## To be done
A – According to the email reply about VPNs, what extra protection does a VPN add when you visit an HTTPS website?
B – Continue the email reply about VPNs from the point where it stops.

## Provided passage
================================

On Sun, Jun 12, 2016 at 8:57 AM, Dale <rdalek1...@gmail.com> wrote:

> Howdy,
>
> I ran up on a video website that had some info on it.  I found it
> interesting and was curious about what it said and another question I
> been wondering about.  It mentioned using a VPN so that the NSA, my ISP
> and others couldn't "see" what was going on.  So, my first question,
> does that work and does it require the site on the other end to have it
> set up as well?  Bonus question, is it easy to use on any site if it
> doesn't require the other end to use it?  I'm thinking of using this for
> my banking/financial sites as well if it is a good idea.
>

Firstly I suggest you dont consider the NSA your adversary, because;
1. They're probably not interested in you
2. If they are interested in you, just adding a VPN is not going to make
much difference.

So lets just consider an employee at your ISP.

There's typically no need to use a VPN when accessing an HTTPS website, as
the SSL/TLS already provides most of the privacy that a VPN would supply.
The extra that the VPN gives you in this case is to hide which websites
you're visiting. So the data is protected in both instances, but the VPN
also hides the connection metadata. So if you use just SSL/TLS then your
ISP can deduce which bank you have an account with. If you use the VPN as
well, then cant even tell that.

================================

## Excerpted records
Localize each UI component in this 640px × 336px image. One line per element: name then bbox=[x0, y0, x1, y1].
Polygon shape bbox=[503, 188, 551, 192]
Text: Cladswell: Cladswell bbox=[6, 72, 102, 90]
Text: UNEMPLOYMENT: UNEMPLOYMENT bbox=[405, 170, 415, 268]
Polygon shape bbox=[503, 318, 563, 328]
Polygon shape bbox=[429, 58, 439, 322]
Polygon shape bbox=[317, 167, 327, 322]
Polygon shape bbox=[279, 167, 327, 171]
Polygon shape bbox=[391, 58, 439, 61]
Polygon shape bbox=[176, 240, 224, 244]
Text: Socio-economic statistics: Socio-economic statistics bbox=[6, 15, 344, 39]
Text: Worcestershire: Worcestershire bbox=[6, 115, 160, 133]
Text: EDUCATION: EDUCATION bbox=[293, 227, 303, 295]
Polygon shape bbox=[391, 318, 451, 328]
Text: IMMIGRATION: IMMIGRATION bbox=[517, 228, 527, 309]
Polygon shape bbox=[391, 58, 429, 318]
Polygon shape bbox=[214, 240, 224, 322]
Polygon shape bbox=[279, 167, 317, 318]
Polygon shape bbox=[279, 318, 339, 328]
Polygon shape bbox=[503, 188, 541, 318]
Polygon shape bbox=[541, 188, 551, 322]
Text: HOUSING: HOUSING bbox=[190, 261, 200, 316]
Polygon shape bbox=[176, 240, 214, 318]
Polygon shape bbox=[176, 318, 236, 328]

================================

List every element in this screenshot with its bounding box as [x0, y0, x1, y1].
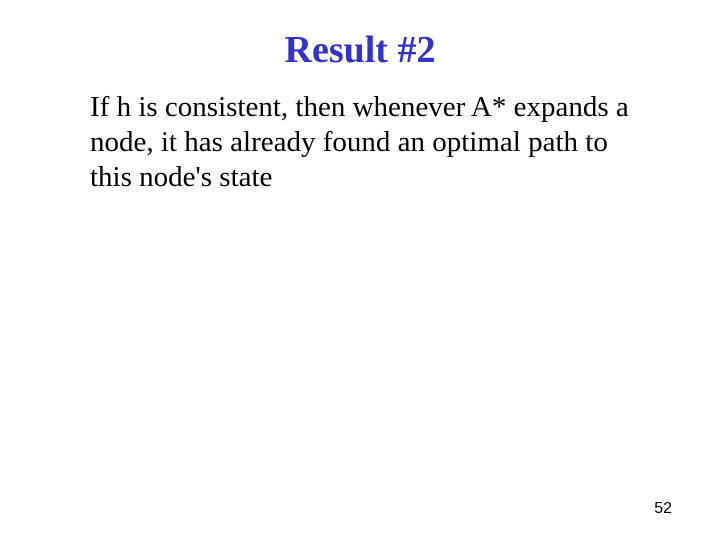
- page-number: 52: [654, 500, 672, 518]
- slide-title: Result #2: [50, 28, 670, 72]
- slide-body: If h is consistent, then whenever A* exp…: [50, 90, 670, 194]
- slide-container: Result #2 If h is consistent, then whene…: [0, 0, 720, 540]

================================

## Set of answers
A – It hides which websites you are visiting, meaning the connection metadata, so your ISP can't tell which bank you use.

B –
There are issues with SSL/TLS that could allow someone in the path between
you and the bank to decrypt your traffic, and if they can do that they
would be able to log into your account if the bank uses simple
password/passphrase style auth. The two main SSL/TLS issues are;
1. Improperly issued certificates
2. Older/weaker crypto

The trust system around certificates can be summarised as "you trust any
certificate as much as you trust the least trustworthy certificate
authority in your trusted certificate store". Your browser ships with many
CA certificates in its trusted certificate store. Any of these CAs can
issue cryptographically valid certificates for any domain. So, if I manage
to fool a CA that I am bigbank.com then i can buy a certificate to
bigbank.com. Or, I can just find a staff member of a CA in a very poor
country and offer them a big bag of sweet cash to have them issue the
certificate for me. Certificate pinning reduces this exposure significantly
so use a browser that supports it like chrome or firefox.

Weak crypto? Turn off all SSL, TLS 1.0 and 1.1 in the browser, and disable
RC4 crypto. That might block you out of some sites with weak crypto that
you may still want to use. Assuming your bank has good crypto, use chrome
or firefox with the weak crypto disabled for your banking, and another
browser for everything else.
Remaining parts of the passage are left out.